### EXTRACTED RECORDS

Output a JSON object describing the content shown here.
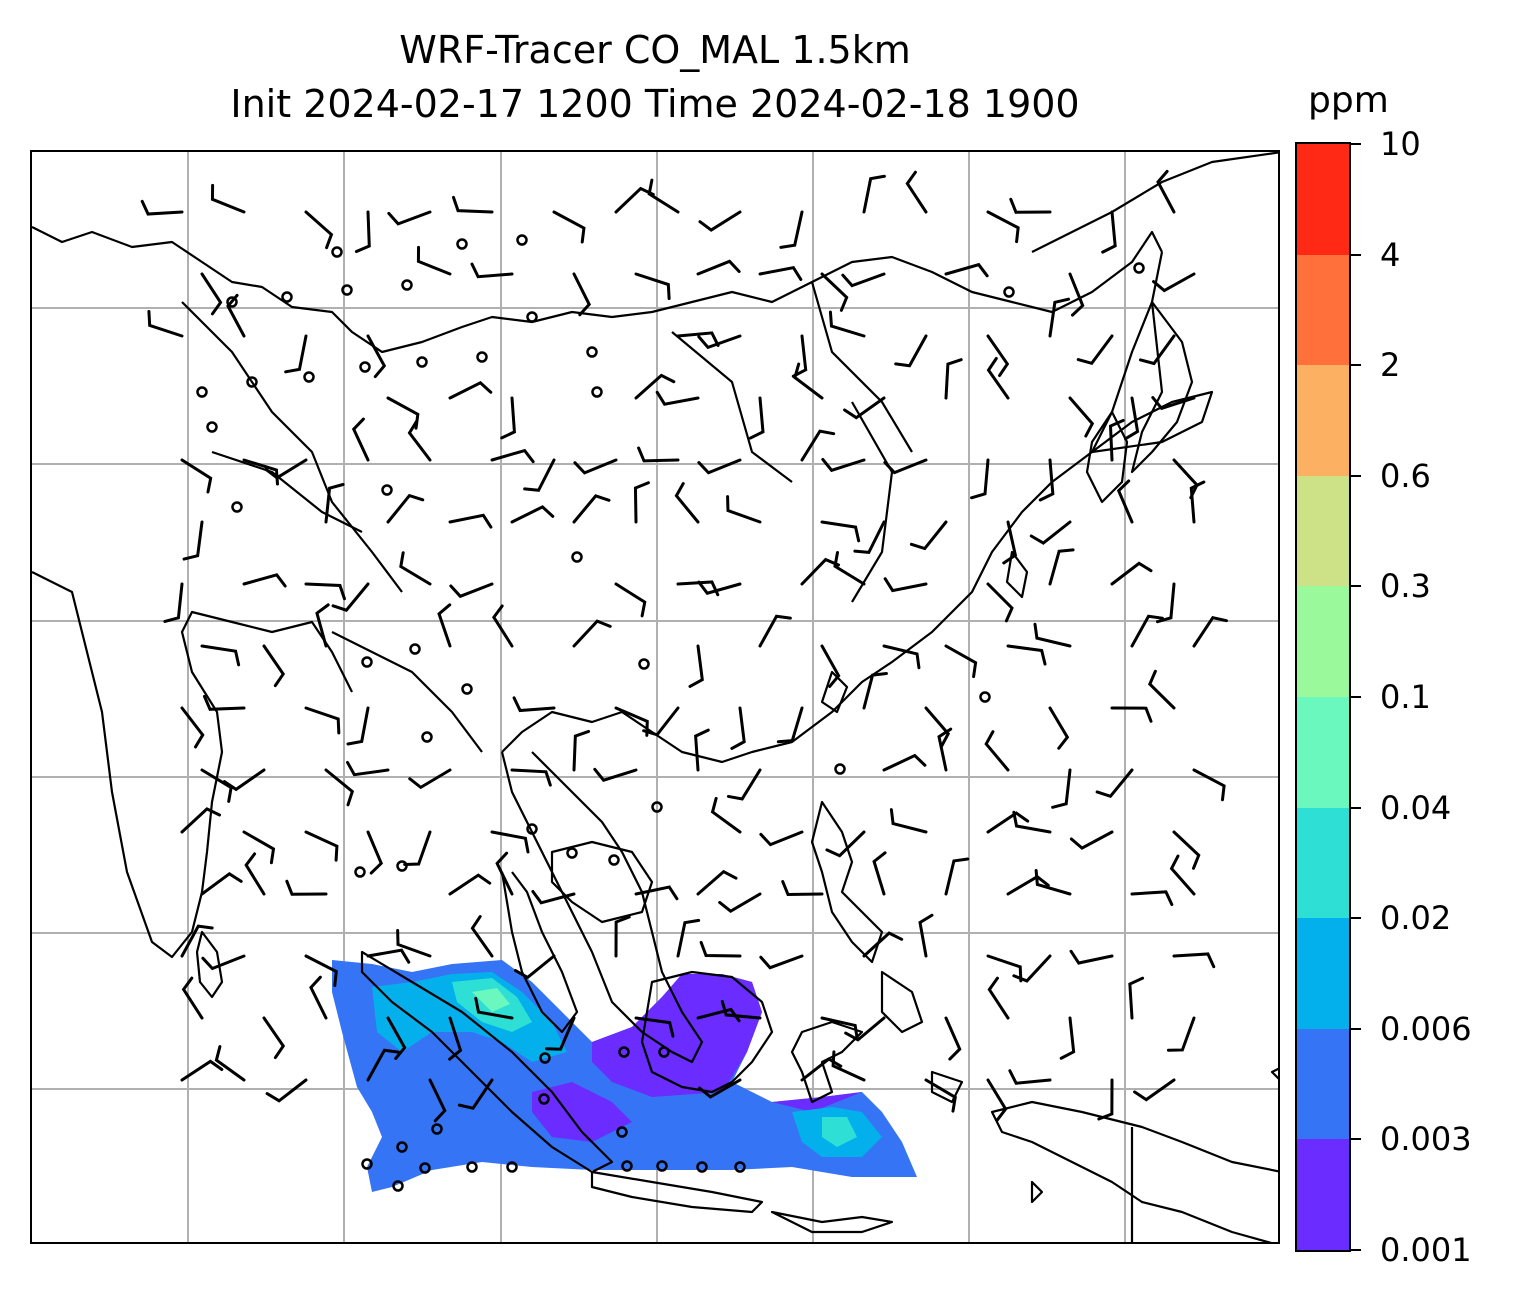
{
  "title": {
    "line1": "WRF-Tracer CO_MAL 1.5km",
    "line2": "Init 2024-02-17 1200 Time 2024-02-18 1900"
  },
  "colorbar": {
    "unit": "ppm",
    "ticks": [
      "10",
      "4",
      "2",
      "0.6",
      "0.3",
      "0.1",
      "0.04",
      "0.02",
      "0.006",
      "0.003",
      "0.001"
    ],
    "colors": [
      "#6a2cff",
      "#3574f5",
      "#04b0ec",
      "#2ddfd4",
      "#6af8be",
      "#9af99a",
      "#cde287",
      "#fbb062",
      "#ff703b",
      "#ff2915"
    ]
  },
  "map": {
    "grid": true,
    "features": [
      "coastlines",
      "country-borders",
      "wind-barbs",
      "calm-wind-circles",
      "tracer-concentration-fill"
    ]
  }
}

######

▸ **WHAT YOU ARE ASKED TO DO**:
Write out the material above again, word for word, minus its pictures.

▸ **TASK RESPONSE**:
Output a JSON object describing the content shown here.
{
  "title": {
    "line1": "WRF-Tracer CO_MAL 1.5km",
    "line2": "Init 2024-02-17 1200 Time 2024-02-18 1900"
  },
  "colorbar": {
    "unit": "ppm",
    "ticks": [
      "10",
      "4",
      "2",
      "0.6",
      "0.3",
      "0.1",
      "0.04",
      "0.02",
      "0.006",
      "0.003",
      "0.001"
    ],
    "colors": [
      "#6a2cff",
      "#3574f5",
      "#04b0ec",
      "#2ddfd4",
      "#6af8be",
      "#9af99a",
      "#cde287",
      "#fbb062",
      "#ff703b",
      "#ff2915"
    ]
  },
  "map": {
    "grid": true,
    "features": [
      "coastlines",
      "country-borders",
      "wind-barbs",
      "calm-wind-circles",
      "tracer-concentration-fill"
    ]
  }
}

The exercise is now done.